### Work to do
Write the material out again exactly.

### Data entries ###

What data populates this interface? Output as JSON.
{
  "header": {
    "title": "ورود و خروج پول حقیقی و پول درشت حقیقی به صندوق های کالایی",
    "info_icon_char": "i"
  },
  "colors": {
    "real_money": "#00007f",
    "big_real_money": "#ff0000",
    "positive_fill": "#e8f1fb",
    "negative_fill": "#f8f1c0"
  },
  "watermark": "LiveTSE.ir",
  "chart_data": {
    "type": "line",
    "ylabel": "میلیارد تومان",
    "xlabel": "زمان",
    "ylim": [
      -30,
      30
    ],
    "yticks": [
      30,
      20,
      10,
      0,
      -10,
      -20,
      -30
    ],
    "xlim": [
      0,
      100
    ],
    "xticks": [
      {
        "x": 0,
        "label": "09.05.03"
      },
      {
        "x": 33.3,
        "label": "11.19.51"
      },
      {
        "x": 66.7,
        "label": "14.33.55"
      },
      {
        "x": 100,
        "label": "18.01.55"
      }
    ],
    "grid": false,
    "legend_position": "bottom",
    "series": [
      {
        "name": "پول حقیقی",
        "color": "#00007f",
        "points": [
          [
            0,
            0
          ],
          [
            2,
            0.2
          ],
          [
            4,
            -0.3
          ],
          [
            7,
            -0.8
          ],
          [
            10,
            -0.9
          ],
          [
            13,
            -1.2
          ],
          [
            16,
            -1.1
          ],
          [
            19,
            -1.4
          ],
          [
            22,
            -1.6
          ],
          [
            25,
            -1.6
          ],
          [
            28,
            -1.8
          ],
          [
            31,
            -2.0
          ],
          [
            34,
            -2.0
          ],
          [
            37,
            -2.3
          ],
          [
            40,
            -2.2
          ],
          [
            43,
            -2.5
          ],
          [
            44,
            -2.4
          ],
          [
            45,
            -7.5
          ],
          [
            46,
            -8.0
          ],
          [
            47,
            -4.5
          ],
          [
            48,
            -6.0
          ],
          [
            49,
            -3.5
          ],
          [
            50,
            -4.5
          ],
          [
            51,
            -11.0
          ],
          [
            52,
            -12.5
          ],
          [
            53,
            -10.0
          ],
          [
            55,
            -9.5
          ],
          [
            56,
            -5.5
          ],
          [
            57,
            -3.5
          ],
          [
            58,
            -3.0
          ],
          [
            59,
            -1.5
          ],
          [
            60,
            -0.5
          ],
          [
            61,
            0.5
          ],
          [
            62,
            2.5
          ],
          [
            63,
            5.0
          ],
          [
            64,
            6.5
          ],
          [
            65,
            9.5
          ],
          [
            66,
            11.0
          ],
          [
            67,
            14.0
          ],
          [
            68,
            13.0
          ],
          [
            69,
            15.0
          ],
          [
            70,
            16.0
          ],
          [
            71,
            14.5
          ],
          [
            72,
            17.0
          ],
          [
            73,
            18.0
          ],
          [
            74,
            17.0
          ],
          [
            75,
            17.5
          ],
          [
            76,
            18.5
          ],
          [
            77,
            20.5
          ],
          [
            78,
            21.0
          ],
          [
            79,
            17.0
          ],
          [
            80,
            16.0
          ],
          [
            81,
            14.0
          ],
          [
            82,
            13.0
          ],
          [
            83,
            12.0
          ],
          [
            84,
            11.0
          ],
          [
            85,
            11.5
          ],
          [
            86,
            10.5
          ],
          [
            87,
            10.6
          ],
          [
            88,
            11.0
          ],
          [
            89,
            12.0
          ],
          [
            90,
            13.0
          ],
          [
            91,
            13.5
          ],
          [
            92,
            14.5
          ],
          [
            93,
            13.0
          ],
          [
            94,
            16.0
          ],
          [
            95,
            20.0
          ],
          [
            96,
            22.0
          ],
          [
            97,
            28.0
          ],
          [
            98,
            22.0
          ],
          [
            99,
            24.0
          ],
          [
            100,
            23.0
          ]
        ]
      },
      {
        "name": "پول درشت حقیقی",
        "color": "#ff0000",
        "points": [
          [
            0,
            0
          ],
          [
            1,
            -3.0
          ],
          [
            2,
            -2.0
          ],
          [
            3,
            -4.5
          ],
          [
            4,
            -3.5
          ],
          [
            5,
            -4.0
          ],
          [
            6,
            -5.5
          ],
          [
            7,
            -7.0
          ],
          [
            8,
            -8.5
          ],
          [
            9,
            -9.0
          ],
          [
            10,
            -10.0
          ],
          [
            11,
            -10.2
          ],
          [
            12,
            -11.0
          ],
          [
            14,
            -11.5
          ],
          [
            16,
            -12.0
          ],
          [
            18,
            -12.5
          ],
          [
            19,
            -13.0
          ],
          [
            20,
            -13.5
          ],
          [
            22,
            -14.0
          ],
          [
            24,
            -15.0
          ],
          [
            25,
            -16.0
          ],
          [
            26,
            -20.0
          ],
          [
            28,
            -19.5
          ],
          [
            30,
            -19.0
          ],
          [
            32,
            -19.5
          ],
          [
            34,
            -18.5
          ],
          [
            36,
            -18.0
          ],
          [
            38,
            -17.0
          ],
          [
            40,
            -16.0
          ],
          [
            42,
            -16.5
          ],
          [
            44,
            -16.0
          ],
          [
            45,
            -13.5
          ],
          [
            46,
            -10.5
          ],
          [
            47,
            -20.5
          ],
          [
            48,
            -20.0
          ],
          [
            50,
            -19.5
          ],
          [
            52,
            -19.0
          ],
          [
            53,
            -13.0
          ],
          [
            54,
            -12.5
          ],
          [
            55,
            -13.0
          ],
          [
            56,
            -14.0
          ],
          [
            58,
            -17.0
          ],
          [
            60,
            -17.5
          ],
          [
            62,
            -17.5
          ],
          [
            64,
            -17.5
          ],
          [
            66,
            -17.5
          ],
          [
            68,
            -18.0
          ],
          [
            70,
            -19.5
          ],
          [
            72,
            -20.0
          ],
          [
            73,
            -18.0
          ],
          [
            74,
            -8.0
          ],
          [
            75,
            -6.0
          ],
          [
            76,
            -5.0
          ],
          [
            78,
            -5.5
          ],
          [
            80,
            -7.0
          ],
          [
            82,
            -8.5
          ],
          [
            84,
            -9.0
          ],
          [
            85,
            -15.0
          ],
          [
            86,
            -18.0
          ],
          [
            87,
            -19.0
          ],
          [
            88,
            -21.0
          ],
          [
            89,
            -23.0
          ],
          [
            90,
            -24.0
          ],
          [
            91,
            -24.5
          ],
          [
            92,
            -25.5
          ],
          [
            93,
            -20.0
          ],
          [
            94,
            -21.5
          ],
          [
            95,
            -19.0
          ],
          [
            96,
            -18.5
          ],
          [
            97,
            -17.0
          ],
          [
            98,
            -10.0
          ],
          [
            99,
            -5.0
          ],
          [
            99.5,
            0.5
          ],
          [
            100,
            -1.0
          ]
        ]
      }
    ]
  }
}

###

### Solution for this exercise
What data populates this interface? Output as JSON.
{
  "header": {
    "title": "ورود و خروج پول حقیقی و پول درشت حقیقی به صندوق های کالایی",
    "info_icon_char": "i"
  },
  "colors": {
    "real_money": "#00007f",
    "big_real_money": "#ff0000",
    "positive_fill": "#e8f1fb",
    "negative_fill": "#f8f1c0"
  },
  "watermark": "LiveTSE.ir",
  "chart_data": {
    "type": "line",
    "ylabel": "میلیارد تومان",
    "xlabel": "زمان",
    "ylim": [
      -30,
      30
    ],
    "yticks": [
      30,
      20,
      10,
      0,
      -10,
      -20,
      -30
    ],
    "xlim": [
      0,
      100
    ],
    "xticks": [
      {
        "x": 0,
        "label": "09.05.03"
      },
      {
        "x": 33.3,
        "label": "11.19.51"
      },
      {
        "x": 66.7,
        "label": "14.33.55"
      },
      {
        "x": 100,
        "label": "18.01.55"
      }
    ],
    "grid": false,
    "legend_position": "bottom",
    "series": [
      {
        "name": "پول حقیقی",
        "color": "#00007f",
        "points": [
          [
            0,
            0
          ],
          [
            2,
            0.2
          ],
          [
            4,
            -0.3
          ],
          [
            7,
            -0.8
          ],
          [
            10,
            -0.9
          ],
          [
            13,
            -1.2
          ],
          [
            16,
            -1.1
          ],
          [
            19,
            -1.4
          ],
          [
            22,
            -1.6
          ],
          [
            25,
            -1.6
          ],
          [
            28,
            -1.8
          ],
          [
            31,
            -2.0
          ],
          [
            34,
            -2.0
          ],
          [
            37,
            -2.3
          ],
          [
            40,
            -2.2
          ],
          [
            43,
            -2.5
          ],
          [
            44,
            -2.4
          ],
          [
            45,
            -7.5
          ],
          [
            46,
            -8.0
          ],
          [
            47,
            -4.5
          ],
          [
            48,
            -6.0
          ],
          [
            49,
            -3.5
          ],
          [
            50,
            -4.5
          ],
          [
            51,
            -11.0
          ],
          [
            52,
            -12.5
          ],
          [
            53,
            -10.0
          ],
          [
            55,
            -9.5
          ],
          [
            56,
            -5.5
          ],
          [
            57,
            -3.5
          ],
          [
            58,
            -3.0
          ],
          [
            59,
            -1.5
          ],
          [
            60,
            -0.5
          ],
          [
            61,
            0.5
          ],
          [
            62,
            2.5
          ],
          [
            63,
            5.0
          ],
          [
            64,
            6.5
          ],
          [
            65,
            9.5
          ],
          [
            66,
            11.0
          ],
          [
            67,
            14.0
          ],
          [
            68,
            13.0
          ],
          [
            69,
            15.0
          ],
          [
            70,
            16.0
          ],
          [
            71,
            14.5
          ],
          [
            72,
            17.0
          ],
          [
            73,
            18.0
          ],
          [
            74,
            17.0
          ],
          [
            75,
            17.5
          ],
          [
            76,
            18.5
          ],
          [
            77,
            20.5
          ],
          [
            78,
            21.0
          ],
          [
            79,
            17.0
          ],
          [
            80,
            16.0
          ],
          [
            81,
            14.0
          ],
          [
            82,
            13.0
          ],
          [
            83,
            12.0
          ],
          [
            84,
            11.0
          ],
          [
            85,
            11.5
          ],
          [
            86,
            10.5
          ],
          [
            87,
            10.6
          ],
          [
            88,
            11.0
          ],
          [
            89,
            12.0
          ],
          [
            90,
            13.0
          ],
          [
            91,
            13.5
          ],
          [
            92,
            14.5
          ],
          [
            93,
            13.0
          ],
          [
            94,
            16.0
          ],
          [
            95,
            20.0
          ],
          [
            96,
            22.0
          ],
          [
            97,
            28.0
          ],
          [
            98,
            22.0
          ],
          [
            99,
            24.0
          ],
          [
            100,
            23.0
          ]
        ]
      },
      {
        "name": "پول درشت حقیقی",
        "color": "#ff0000",
        "points": [
          [
            0,
            0
          ],
          [
            1,
            -3.0
          ],
          [
            2,
            -2.0
          ],
          [
            3,
            -4.5
          ],
          [
            4,
            -3.5
          ],
          [
            5,
            -4.0
          ],
          [
            6,
            -5.5
          ],
          [
            7,
            -7.0
          ],
          [
            8,
            -8.5
          ],
          [
            9,
            -9.0
          ],
          [
            10,
            -10.0
          ],
          [
            11,
            -10.2
          ],
          [
            12,
            -11.0
          ],
          [
            14,
            -11.5
          ],
          [
            16,
            -12.0
          ],
          [
            18,
            -12.5
          ],
          [
            19,
            -13.0
          ],
          [
            20,
            -13.5
          ],
          [
            22,
            -14.0
          ],
          [
            24,
            -15.0
          ],
          [
            25,
            -16.0
          ],
          [
            26,
            -20.0
          ],
          [
            28,
            -19.5
          ],
          [
            30,
            -19.0
          ],
          [
            32,
            -19.5
          ],
          [
            34,
            -18.5
          ],
          [
            36,
            -18.0
          ],
          [
            38,
            -17.0
          ],
          [
            40,
            -16.0
          ],
          [
            42,
            -16.5
          ],
          [
            44,
            -16.0
          ],
          [
            45,
            -13.5
          ],
          [
            46,
            -10.5
          ],
          [
            47,
            -20.5
          ],
          [
            48,
            -20.0
          ],
          [
            50,
            -19.5
          ],
          [
            52,
            -19.0
          ],
          [
            53,
            -13.0
          ],
          [
            54,
            -12.5
          ],
          [
            55,
            -13.0
          ],
          [
            56,
            -14.0
          ],
          [
            58,
            -17.0
          ],
          [
            60,
            -17.5
          ],
          [
            62,
            -17.5
          ],
          [
            64,
            -17.5
          ],
          [
            66,
            -17.5
          ],
          [
            68,
            -18.0
          ],
          [
            70,
            -19.5
          ],
          [
            72,
            -20.0
          ],
          [
            73,
            -18.0
          ],
          [
            74,
            -8.0
          ],
          [
            75,
            -6.0
          ],
          [
            76,
            -5.0
          ],
          [
            78,
            -5.5
          ],
          [
            80,
            -7.0
          ],
          [
            82,
            -8.5
          ],
          [
            84,
            -9.0
          ],
          [
            85,
            -15.0
          ],
          [
            86,
            -18.0
          ],
          [
            87,
            -19.0
          ],
          [
            88,
            -21.0
          ],
          [
            89,
            -23.0
          ],
          [
            90,
            -24.0
          ],
          [
            91,
            -24.5
          ],
          [
            92,
            -25.5
          ],
          [
            93,
            -20.0
          ],
          [
            94,
            -21.5
          ],
          [
            95,
            -19.0
          ],
          [
            96,
            -18.5
          ],
          [
            97,
            -17.0
          ],
          [
            98,
            -10.0
          ],
          [
            99,
            -5.0
          ],
          [
            99.5,
            0.5
          ],
          [
            100,
            -1.0
          ]
        ]
      }
    ]
  }
}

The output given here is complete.